Direction >>
Return each line containing the string "stars".

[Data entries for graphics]
====================
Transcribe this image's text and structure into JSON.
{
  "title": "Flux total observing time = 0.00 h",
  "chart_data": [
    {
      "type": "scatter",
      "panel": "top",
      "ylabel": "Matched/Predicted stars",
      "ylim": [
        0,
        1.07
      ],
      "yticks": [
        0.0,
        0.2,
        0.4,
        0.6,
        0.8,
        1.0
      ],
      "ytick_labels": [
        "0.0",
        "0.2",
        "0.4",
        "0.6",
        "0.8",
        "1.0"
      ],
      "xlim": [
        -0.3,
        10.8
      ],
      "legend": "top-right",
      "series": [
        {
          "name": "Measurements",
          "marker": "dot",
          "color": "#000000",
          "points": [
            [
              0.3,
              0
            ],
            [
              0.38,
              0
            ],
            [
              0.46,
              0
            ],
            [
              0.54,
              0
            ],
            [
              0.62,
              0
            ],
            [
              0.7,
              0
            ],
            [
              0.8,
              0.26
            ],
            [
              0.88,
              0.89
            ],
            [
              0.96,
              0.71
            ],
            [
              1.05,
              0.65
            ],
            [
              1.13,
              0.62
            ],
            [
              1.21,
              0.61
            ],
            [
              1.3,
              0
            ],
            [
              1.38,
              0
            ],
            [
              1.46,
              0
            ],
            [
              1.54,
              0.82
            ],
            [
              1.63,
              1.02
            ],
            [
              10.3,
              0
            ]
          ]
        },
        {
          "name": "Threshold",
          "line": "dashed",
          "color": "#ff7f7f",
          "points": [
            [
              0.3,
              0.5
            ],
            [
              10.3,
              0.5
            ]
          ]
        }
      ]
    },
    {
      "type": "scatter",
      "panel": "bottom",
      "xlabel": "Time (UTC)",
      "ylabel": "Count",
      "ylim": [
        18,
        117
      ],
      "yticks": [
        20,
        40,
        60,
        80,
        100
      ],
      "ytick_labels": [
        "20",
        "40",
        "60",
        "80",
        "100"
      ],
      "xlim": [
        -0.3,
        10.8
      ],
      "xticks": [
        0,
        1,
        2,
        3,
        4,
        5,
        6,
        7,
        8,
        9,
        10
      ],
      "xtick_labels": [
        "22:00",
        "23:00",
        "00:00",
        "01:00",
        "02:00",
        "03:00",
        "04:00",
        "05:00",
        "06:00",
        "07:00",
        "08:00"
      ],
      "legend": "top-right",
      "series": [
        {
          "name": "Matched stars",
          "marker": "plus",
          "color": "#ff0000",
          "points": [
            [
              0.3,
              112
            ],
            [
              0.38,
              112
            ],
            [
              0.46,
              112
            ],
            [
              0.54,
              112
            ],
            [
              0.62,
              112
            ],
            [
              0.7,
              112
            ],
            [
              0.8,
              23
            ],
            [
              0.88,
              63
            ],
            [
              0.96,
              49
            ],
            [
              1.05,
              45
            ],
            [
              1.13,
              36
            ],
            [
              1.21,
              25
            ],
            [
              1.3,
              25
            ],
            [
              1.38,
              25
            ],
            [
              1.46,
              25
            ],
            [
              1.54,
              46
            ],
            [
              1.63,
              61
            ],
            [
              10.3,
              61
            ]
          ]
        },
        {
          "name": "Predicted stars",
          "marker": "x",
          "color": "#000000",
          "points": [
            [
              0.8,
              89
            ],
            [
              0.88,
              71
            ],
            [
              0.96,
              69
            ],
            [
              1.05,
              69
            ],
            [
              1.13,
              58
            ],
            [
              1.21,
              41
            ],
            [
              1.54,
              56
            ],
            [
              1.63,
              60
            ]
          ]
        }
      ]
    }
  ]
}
====================
Final answer >>
      "ylabel": "Matched/Predicted stars",
          "name": "Matched stars",
          "name": "Predicted stars",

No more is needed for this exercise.